• Task to carry out:
Note how many lines include the word "Cordes", and give that number by itself.

• Entries provided:
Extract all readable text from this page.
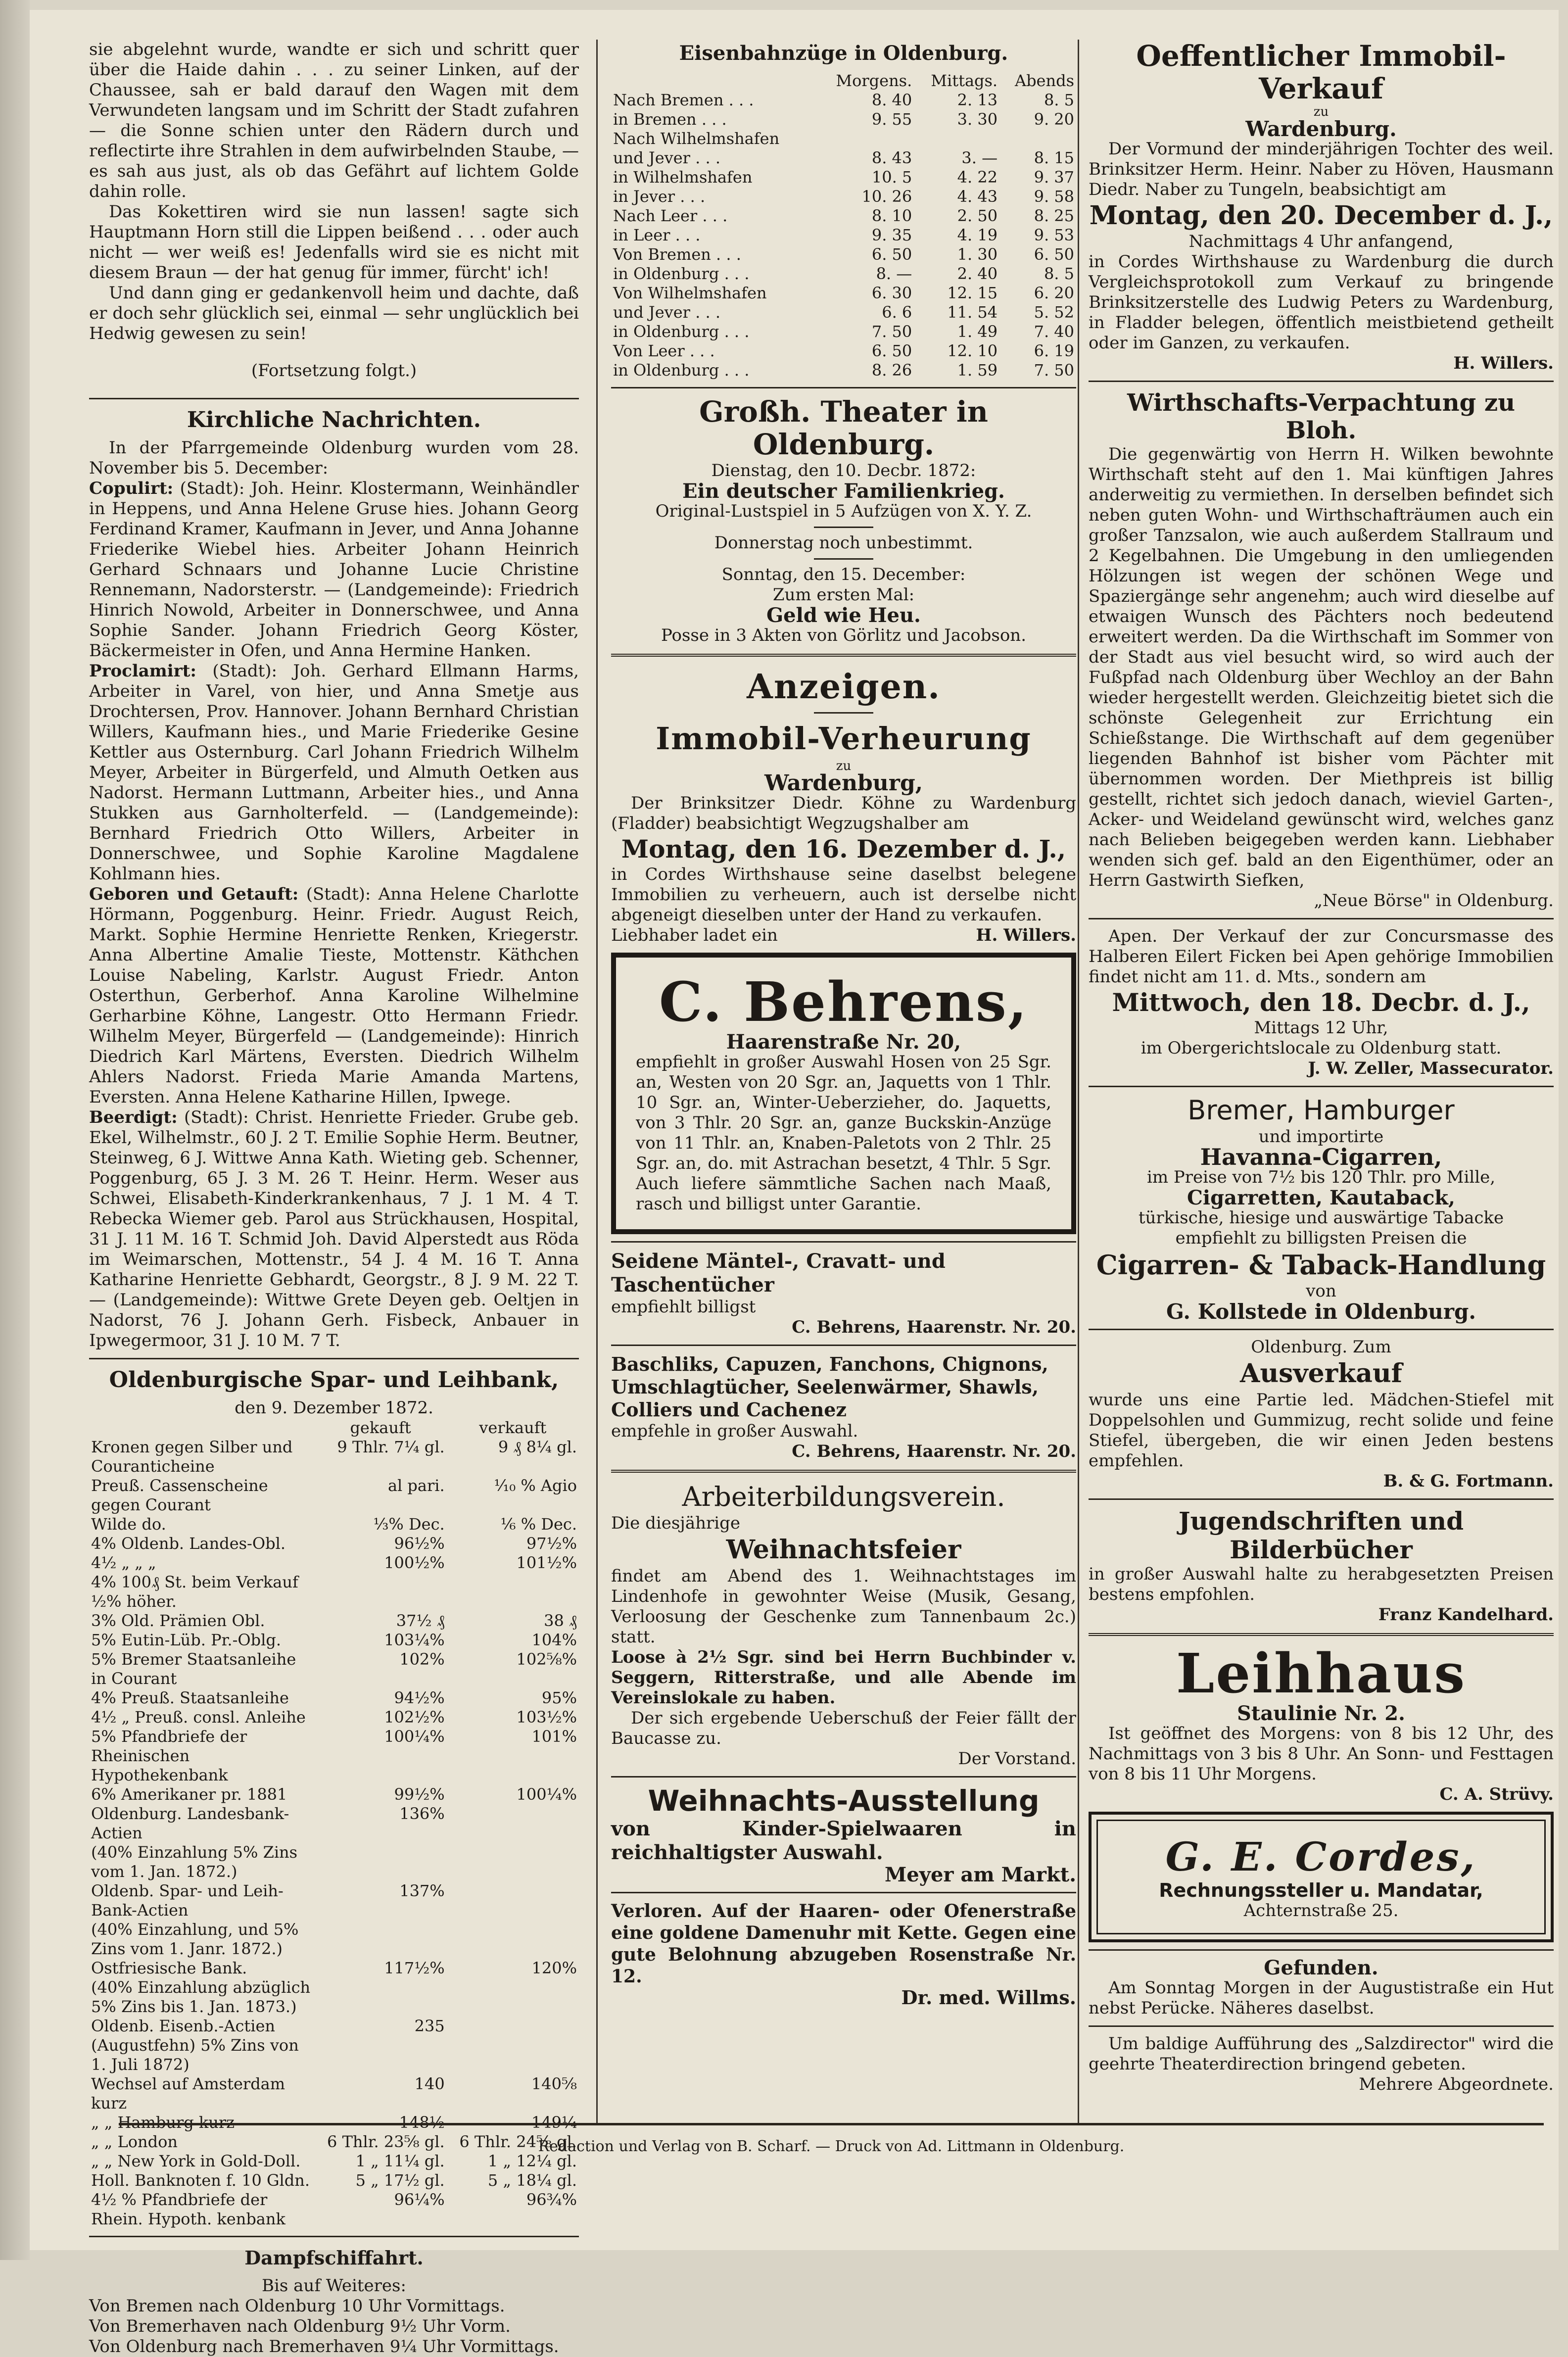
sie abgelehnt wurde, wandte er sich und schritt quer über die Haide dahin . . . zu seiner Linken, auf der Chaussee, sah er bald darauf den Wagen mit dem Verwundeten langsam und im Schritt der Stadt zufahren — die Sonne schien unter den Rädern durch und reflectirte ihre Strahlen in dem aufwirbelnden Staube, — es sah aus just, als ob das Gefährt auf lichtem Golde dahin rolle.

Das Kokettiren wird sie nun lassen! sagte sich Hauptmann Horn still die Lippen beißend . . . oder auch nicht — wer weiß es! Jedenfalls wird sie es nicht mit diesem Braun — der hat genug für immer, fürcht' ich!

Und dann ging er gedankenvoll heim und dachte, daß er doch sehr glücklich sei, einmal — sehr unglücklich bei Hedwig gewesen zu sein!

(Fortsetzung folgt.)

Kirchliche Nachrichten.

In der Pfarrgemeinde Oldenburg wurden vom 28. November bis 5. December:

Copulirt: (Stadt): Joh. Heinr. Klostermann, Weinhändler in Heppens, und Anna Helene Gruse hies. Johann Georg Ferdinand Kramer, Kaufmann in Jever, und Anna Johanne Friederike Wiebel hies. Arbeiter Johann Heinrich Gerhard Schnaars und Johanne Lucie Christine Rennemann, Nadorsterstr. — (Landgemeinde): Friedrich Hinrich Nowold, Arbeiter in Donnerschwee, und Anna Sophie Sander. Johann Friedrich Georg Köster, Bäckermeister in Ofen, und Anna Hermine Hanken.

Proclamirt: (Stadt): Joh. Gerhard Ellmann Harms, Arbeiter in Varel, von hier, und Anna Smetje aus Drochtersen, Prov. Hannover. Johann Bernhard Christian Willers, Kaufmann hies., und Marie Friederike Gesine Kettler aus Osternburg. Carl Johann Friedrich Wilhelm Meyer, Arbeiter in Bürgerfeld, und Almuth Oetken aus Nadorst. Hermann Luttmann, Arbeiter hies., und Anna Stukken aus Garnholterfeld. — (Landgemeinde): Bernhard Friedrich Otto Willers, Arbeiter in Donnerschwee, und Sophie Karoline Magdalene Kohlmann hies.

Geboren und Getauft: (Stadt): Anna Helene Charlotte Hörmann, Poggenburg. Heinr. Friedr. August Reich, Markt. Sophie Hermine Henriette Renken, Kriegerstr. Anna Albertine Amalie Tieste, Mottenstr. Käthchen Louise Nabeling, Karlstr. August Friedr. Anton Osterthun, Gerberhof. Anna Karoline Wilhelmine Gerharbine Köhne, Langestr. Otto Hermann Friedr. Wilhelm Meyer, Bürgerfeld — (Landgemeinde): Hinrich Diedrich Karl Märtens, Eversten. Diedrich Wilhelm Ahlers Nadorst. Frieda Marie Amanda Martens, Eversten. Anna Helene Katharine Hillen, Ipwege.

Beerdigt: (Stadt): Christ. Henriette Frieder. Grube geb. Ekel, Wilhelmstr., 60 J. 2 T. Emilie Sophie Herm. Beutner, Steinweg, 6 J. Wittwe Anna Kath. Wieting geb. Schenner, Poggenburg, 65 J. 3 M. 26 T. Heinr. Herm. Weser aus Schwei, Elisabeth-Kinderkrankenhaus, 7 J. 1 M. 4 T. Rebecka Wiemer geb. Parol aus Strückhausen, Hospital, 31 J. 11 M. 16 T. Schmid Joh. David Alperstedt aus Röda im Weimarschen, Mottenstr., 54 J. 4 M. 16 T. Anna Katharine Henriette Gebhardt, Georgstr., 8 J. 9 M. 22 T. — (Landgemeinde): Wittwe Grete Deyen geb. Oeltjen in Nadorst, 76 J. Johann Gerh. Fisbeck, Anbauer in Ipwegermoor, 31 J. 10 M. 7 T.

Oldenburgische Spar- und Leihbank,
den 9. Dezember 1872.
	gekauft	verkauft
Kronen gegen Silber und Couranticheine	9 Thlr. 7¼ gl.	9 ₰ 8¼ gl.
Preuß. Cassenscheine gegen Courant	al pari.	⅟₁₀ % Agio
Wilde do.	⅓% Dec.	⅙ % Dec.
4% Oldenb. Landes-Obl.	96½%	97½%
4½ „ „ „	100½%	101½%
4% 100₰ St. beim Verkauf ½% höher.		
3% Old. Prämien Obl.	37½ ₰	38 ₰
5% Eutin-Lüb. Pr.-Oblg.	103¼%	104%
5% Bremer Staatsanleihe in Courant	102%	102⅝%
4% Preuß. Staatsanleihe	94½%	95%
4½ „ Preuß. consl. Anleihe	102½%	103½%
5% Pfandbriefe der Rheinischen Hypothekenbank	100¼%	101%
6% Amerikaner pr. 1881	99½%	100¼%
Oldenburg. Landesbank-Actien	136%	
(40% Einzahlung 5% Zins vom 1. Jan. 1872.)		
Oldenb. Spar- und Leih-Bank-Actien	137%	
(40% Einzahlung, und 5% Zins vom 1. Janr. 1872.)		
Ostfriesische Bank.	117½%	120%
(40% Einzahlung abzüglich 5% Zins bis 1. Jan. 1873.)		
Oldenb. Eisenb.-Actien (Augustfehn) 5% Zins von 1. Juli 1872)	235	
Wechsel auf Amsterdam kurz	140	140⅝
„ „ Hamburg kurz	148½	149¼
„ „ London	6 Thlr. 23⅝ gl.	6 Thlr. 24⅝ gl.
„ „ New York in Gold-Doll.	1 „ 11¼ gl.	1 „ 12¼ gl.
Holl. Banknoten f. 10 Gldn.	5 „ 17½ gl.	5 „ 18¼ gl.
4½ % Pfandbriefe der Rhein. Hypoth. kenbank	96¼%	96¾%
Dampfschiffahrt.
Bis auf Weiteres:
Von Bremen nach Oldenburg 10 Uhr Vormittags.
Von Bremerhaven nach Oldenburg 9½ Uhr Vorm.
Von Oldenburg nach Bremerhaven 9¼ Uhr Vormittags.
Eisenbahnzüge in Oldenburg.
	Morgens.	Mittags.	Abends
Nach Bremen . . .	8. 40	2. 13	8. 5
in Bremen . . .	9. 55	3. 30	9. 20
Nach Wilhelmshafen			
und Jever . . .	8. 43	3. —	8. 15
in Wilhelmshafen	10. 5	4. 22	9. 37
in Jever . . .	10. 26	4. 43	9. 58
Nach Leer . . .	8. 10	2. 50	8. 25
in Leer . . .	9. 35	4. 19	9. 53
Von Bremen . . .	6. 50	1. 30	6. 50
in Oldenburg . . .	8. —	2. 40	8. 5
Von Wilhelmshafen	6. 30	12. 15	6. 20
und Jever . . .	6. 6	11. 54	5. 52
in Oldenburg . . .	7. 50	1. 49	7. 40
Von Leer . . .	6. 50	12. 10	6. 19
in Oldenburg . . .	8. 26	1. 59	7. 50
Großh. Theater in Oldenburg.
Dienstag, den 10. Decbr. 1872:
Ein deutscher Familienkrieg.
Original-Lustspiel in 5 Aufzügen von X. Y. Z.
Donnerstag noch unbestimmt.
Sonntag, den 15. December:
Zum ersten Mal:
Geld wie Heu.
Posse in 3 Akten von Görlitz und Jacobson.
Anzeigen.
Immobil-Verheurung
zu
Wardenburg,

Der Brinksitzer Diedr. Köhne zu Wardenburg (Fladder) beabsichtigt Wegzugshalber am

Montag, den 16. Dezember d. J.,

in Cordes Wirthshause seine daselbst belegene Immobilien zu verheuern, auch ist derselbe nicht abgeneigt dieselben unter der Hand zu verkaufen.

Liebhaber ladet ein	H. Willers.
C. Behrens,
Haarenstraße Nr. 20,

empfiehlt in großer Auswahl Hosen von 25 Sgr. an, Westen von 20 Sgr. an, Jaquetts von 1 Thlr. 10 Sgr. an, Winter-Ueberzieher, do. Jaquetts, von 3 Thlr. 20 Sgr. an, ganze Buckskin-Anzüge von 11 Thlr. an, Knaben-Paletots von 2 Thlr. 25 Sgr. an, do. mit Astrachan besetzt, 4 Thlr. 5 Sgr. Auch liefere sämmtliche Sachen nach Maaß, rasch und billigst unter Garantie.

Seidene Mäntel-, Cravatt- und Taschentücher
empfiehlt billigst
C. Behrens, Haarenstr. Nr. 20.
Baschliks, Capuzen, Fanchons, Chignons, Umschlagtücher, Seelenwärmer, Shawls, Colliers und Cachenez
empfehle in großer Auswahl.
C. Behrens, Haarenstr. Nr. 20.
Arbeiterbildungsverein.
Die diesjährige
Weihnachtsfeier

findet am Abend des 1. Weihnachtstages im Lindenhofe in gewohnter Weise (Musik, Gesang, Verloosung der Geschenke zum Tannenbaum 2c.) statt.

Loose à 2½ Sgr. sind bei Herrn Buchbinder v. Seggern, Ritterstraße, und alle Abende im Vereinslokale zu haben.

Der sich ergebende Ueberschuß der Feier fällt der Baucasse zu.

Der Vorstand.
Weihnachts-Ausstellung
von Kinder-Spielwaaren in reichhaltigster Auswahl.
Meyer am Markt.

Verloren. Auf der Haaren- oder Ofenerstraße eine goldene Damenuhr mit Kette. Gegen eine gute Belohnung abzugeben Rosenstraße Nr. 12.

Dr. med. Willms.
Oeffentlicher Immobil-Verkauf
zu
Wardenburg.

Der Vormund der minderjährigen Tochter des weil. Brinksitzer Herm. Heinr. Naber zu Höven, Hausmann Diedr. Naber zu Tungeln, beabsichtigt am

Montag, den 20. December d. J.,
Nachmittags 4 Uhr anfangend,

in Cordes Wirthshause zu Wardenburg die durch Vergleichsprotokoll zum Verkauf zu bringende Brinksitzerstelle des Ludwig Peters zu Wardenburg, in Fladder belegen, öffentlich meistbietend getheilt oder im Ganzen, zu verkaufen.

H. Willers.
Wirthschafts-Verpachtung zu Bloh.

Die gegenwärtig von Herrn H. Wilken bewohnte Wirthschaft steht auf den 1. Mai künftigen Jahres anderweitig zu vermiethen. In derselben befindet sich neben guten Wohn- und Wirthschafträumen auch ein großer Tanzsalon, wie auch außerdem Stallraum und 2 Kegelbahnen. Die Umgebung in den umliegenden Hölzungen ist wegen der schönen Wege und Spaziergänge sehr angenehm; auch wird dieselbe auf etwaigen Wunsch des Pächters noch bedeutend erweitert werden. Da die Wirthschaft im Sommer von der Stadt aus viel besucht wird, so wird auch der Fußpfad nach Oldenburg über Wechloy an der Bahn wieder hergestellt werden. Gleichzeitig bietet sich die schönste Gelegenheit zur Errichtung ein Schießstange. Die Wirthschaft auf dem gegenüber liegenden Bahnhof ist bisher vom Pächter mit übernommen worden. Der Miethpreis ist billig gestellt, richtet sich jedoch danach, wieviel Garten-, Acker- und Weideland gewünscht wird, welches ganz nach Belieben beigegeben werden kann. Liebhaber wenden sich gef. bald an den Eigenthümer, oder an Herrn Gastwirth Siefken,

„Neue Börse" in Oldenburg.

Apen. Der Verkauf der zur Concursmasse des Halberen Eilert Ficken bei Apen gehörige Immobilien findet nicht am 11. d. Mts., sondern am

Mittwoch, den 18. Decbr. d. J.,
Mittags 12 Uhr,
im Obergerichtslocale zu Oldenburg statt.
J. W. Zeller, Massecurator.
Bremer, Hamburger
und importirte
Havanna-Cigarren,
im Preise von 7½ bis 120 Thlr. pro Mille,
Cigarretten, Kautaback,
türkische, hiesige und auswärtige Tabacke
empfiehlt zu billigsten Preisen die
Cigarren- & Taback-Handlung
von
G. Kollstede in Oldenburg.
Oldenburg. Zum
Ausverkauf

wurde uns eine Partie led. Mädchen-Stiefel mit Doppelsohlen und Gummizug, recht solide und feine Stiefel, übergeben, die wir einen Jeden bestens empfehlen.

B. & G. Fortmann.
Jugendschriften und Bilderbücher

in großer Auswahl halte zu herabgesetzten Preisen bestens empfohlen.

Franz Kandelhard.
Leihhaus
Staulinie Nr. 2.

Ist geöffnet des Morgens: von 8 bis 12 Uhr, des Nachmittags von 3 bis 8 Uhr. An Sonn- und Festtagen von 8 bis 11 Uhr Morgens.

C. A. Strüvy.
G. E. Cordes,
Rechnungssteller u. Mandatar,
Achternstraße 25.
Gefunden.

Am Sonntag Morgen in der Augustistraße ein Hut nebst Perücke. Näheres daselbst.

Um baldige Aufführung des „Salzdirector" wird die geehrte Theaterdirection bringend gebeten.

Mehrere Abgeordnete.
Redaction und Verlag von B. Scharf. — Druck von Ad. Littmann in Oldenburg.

==

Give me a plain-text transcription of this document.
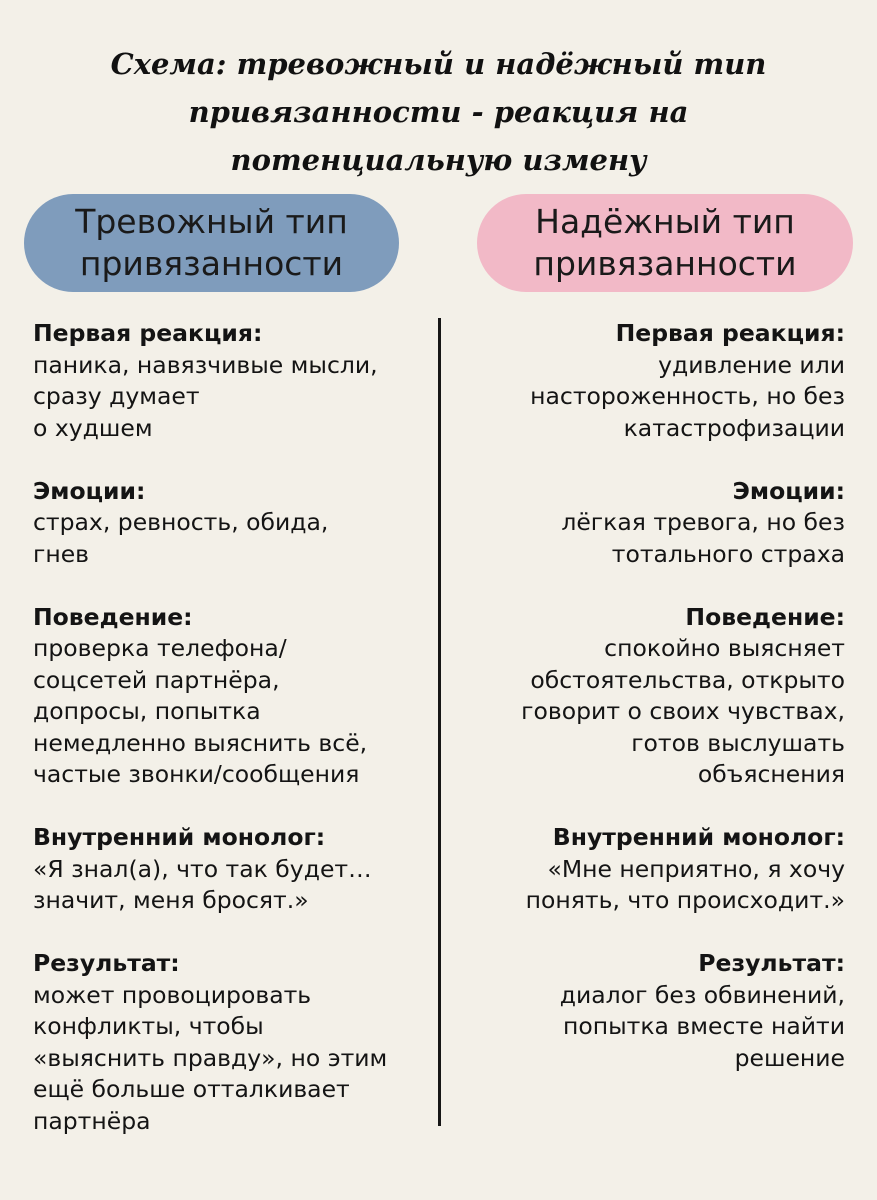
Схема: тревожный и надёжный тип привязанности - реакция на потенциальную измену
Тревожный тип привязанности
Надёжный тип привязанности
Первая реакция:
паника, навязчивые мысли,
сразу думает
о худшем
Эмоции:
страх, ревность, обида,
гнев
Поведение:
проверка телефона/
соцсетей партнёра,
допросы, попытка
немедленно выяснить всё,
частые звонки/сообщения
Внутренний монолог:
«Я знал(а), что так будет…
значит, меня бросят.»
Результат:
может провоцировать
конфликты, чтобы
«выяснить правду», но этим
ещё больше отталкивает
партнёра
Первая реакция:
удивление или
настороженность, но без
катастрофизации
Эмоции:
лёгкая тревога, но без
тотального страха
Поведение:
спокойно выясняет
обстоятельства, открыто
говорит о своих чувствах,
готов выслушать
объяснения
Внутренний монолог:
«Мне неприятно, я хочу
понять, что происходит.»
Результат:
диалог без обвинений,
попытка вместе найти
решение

--

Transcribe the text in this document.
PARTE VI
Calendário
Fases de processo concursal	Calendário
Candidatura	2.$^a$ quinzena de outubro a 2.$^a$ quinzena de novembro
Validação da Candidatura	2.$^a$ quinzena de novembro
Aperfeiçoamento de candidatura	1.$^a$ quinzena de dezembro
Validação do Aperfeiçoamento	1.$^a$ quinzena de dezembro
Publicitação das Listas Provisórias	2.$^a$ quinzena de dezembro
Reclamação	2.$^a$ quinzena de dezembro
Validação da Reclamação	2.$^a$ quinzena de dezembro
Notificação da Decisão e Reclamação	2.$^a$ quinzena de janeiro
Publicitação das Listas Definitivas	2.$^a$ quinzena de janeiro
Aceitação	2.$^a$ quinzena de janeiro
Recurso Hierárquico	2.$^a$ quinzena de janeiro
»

• Written response:
3